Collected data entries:
[START]

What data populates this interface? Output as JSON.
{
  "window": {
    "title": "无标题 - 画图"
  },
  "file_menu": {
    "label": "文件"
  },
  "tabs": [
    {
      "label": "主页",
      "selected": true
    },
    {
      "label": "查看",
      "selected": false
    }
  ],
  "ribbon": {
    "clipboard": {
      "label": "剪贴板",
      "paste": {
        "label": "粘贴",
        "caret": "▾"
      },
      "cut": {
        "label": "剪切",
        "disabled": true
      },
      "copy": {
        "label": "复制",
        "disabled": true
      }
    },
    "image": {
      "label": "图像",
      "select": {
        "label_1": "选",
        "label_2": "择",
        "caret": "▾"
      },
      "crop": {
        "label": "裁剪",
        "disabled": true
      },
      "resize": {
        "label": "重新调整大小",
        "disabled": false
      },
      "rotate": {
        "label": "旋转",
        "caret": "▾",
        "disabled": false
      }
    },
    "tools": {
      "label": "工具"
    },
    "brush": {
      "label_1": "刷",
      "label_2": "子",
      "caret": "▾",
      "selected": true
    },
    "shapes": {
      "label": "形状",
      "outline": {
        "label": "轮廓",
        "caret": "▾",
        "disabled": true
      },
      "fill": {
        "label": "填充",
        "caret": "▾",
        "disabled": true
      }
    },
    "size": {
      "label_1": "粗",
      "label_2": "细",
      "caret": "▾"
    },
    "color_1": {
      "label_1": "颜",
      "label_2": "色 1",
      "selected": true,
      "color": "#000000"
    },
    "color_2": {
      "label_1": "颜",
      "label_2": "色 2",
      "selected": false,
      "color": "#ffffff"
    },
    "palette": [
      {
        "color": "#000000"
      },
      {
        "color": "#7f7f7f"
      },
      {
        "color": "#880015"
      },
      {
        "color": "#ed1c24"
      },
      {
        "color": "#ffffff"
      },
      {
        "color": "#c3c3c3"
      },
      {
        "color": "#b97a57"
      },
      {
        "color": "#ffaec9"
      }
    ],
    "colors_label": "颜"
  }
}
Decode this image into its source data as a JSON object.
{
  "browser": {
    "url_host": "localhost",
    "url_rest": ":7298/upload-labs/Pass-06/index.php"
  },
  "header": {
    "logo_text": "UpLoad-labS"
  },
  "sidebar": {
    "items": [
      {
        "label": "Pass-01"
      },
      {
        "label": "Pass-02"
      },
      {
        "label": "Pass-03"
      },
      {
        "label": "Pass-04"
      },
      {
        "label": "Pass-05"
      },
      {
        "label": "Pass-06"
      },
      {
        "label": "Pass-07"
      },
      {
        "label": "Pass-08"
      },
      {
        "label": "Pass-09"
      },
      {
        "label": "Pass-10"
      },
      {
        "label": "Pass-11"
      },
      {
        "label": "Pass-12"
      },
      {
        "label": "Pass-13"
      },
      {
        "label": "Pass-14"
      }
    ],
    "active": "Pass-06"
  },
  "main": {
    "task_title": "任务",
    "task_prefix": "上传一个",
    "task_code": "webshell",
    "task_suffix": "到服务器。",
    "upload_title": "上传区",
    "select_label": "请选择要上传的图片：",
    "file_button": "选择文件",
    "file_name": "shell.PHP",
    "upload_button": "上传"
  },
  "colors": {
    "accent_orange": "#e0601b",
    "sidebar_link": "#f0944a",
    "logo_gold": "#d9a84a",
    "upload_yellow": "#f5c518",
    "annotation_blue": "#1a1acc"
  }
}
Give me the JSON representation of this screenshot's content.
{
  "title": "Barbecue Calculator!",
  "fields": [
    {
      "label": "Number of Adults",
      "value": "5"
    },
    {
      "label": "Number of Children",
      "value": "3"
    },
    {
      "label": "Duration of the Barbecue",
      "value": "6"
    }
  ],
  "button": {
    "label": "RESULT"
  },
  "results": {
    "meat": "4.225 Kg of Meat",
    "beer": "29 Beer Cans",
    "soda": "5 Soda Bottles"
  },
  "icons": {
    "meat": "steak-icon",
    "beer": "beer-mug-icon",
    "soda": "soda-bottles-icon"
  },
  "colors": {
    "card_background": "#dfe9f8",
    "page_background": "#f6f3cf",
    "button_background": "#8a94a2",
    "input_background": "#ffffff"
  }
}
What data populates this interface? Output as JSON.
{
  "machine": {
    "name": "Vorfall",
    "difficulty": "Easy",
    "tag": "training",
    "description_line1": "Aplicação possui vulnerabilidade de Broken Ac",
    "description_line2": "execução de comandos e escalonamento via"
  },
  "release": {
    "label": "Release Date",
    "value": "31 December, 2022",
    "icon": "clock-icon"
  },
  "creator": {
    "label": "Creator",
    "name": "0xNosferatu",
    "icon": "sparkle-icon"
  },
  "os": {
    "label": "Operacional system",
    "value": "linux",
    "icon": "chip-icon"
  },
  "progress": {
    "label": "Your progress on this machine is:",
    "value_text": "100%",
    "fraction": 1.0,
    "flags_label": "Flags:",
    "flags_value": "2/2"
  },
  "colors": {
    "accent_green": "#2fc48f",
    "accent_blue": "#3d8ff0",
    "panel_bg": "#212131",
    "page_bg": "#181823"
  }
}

[END]

WHAT YOU SHOULD DO :: Each line that holds the string "JSON" counts once; give the total and nothing else.

OUTPUT BELOW :: 4